### WRITTEN EXERCISE
Your job is to restate each entry word for word.

━━━━━━━━━━━━━━━━━━━━

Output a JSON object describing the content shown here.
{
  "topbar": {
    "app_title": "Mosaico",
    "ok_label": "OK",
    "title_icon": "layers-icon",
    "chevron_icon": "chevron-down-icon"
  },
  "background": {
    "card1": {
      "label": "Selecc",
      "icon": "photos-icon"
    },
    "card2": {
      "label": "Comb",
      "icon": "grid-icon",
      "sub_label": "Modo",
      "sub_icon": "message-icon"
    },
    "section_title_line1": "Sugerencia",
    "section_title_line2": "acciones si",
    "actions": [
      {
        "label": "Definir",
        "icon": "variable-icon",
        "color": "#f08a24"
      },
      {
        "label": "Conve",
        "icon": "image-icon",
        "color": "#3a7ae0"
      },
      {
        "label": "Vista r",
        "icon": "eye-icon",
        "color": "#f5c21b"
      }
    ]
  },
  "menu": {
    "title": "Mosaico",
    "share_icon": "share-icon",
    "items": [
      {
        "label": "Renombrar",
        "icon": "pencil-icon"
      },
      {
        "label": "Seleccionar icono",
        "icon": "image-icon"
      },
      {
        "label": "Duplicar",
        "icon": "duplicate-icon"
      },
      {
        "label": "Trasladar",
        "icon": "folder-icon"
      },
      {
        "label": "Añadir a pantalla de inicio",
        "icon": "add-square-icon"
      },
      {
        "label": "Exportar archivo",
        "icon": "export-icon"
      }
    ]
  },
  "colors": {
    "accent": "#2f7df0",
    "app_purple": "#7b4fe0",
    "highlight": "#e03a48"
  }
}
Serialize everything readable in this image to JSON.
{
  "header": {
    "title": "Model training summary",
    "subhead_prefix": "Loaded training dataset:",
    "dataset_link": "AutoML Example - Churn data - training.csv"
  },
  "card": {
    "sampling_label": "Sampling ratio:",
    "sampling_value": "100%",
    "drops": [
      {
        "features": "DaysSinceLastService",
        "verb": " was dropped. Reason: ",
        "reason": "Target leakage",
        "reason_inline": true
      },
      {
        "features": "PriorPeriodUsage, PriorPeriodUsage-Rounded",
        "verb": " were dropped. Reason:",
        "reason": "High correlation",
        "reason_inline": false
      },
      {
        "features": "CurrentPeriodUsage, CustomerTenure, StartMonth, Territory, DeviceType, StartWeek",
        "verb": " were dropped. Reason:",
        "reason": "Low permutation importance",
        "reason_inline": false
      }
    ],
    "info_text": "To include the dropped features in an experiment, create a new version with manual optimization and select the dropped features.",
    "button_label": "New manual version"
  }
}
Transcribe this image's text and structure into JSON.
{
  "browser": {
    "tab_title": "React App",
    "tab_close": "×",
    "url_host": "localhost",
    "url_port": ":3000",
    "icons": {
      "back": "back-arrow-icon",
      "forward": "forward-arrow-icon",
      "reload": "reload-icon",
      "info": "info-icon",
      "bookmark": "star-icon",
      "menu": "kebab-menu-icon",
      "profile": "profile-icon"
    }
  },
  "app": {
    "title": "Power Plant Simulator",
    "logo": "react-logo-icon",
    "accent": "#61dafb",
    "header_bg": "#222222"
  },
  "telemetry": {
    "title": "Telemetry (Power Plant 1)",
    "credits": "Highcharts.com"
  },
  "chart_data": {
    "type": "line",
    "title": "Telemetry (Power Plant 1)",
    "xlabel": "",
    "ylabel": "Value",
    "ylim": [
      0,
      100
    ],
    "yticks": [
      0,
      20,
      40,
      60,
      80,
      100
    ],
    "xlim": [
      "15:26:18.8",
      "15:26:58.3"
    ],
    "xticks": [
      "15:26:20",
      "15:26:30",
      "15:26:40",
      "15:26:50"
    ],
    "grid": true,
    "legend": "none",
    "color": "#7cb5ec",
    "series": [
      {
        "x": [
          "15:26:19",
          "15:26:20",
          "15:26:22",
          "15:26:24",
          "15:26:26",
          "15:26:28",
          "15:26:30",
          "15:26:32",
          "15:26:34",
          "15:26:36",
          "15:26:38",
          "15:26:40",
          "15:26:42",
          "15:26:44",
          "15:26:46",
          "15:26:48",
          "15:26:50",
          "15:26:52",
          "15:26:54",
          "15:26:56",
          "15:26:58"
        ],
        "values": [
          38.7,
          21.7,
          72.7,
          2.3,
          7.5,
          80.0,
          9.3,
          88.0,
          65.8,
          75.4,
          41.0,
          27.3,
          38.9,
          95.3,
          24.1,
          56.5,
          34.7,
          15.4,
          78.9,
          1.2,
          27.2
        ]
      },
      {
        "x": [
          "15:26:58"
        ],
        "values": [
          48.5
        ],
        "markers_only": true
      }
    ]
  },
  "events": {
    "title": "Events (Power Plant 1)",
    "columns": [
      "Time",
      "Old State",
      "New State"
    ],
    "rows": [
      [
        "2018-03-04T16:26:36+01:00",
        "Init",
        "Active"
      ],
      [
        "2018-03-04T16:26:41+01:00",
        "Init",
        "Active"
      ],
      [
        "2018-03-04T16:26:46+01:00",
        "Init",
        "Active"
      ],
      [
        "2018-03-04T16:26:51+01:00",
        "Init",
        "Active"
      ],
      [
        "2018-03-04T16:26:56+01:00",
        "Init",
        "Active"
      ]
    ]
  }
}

━━━━━━━━━━━━━━━━━━━━

### TASK RESPONSE
Output a JSON object describing the content shown here.
{
  "topbar": {
    "app_title": "Mosaico",
    "ok_label": "OK",
    "title_icon": "layers-icon",
    "chevron_icon": "chevron-down-icon"
  },
  "background": {
    "card1": {
      "label": "Selecc",
      "icon": "photos-icon"
    },
    "card2": {
      "label": "Comb",
      "icon": "grid-icon",
      "sub_label": "Modo",
      "sub_icon": "message-icon"
    },
    "section_title_line1": "Sugerencia",
    "section_title_line2": "acciones si",
    "actions": [
      {
        "label": "Definir",
        "icon": "variable-icon",
        "color": "#f08a24"
      },
      {
        "label": "Conve",
        "icon": "image-icon",
        "color": "#3a7ae0"
      },
      {
        "label": "Vista r",
        "icon": "eye-icon",
        "color": "#f5c21b"
      }
    ]
  },
  "menu": {
    "title": "Mosaico",
    "share_icon": "share-icon",
    "items": [
      {
        "label": "Renombrar",
        "icon": "pencil-icon"
      },
      {
        "label": "Seleccionar icono",
        "icon": "image-icon"
      },
      {
        "label": "Duplicar",
        "icon": "duplicate-icon"
      },
      {
        "label": "Trasladar",
        "icon": "folder-icon"
      },
      {
        "label": "Añadir a pantalla de inicio",
        "icon": "add-square-icon"
      },
      {
        "label": "Exportar archivo",
        "icon": "export-icon"
      }
    ]
  },
  "colors": {
    "accent": "#2f7df0",
    "app_purple": "#7b4fe0",
    "highlight": "#e03a48"
  }
}
Serialize everything readable in this image to JSON.
{
  "header": {
    "title": "Model training summary",
    "subhead_prefix": "Loaded training dataset:",
    "dataset_link": "AutoML Example - Churn data - training.csv"
  },
  "card": {
    "sampling_label": "Sampling ratio:",
    "sampling_value": "100%",
    "drops": [
      {
        "features": "DaysSinceLastService",
        "verb": " was dropped. Reason: ",
        "reason": "Target leakage",
        "reason_inline": true
      },
      {
        "features": "PriorPeriodUsage, PriorPeriodUsage-Rounded",
        "verb": " were dropped. Reason:",
        "reason": "High correlation",
        "reason_inline": false
      },
      {
        "features": "CurrentPeriodUsage, CustomerTenure, StartMonth, Territory, DeviceType, StartWeek",
        "verb": " were dropped. Reason:",
        "reason": "Low permutation importance",
        "reason_inline": false
      }
    ],
    "info_text": "To include the dropped features in an experiment, create a new version with manual optimization and select the dropped features.",
    "button_label": "New manual version"
  }
}
Transcribe this image's text and structure into JSON.
{
  "browser": {
    "tab_title": "React App",
    "tab_close": "×",
    "url_host": "localhost",
    "url_port": ":3000",
    "icons": {
      "back": "back-arrow-icon",
      "forward": "forward-arrow-icon",
      "reload": "reload-icon",
      "info": "info-icon",
      "bookmark": "star-icon",
      "menu": "kebab-menu-icon",
      "profile": "profile-icon"
    }
  },
  "app": {
    "title": "Power Plant Simulator",
    "logo": "react-logo-icon",
    "accent": "#61dafb",
    "header_bg": "#222222"
  },
  "telemetry": {
    "title": "Telemetry (Power Plant 1)",
    "credits": "Highcharts.com"
  },
  "chart_data": {
    "type": "line",
    "title": "Telemetry (Power Plant 1)",
    "xlabel": "",
    "ylabel": "Value",
    "ylim": [
      0,
      100
    ],
    "yticks": [
      0,
      20,
      40,
      60,
      80,
      100
    ],
    "xlim": [
      "15:26:18.8",
      "15:26:58.3"
    ],
    "xticks": [
      "15:26:20",
      "15:26:30",
      "15:26:40",
      "15:26:50"
    ],
    "grid": true,
    "legend": "none",
    "color": "#7cb5ec",
    "series": [
      {
        "x": [
          "15:26:19",
          "15:26:20",
          "15:26:22",
          "15:26:24",
          "15:26:26",
          "15:26:28",
          "15:26:30",
          "15:26:32",
          "15:26:34",
          "15:26:36",
          "15:26:38",
          "15:26:40",
          "15:26:42",
          "15:26:44",
          "15:26:46",
          "15:26:48",
          "15:26:50",
          "15:26:52",
          "15:26:54",
          "15:26:56",
          "15:26:58"
        ],
        "values": [
          38.7,
          21.7,
          72.7,
          2.3,
          7.5,
          80.0,
          9.3,
          88.0,
          65.8,
          75.4,
          41.0,
          27.3,
          38.9,
          95.3,
          24.1,
          56.5,
          34.7,
          15.4,
          78.9,
          1.2,
          27.2
        ]
      },
      {
        "x": [
          "15:26:58"
        ],
        "values": [
          48.5
        ],
        "markers_only": true
      }
    ]
  },
  "events": {
    "title": "Events (Power Plant 1)",
    "columns": [
      "Time",
      "Old State",
      "New State"
    ],
    "rows": [
      [
        "2018-03-04T16:26:36+01:00",
        "Init",
        "Active"
      ],
      [
        "2018-03-04T16:26:41+01:00",
        "Init",
        "Active"
      ],
      [
        "2018-03-04T16:26:46+01:00",
        "Init",
        "Active"
      ],
      [
        "2018-03-04T16:26:51+01:00",
        "Init",
        "Active"
      ],
      [
        "2018-03-04T16:26:56+01:00",
        "Init",
        "Active"
      ]
    ]
  }
}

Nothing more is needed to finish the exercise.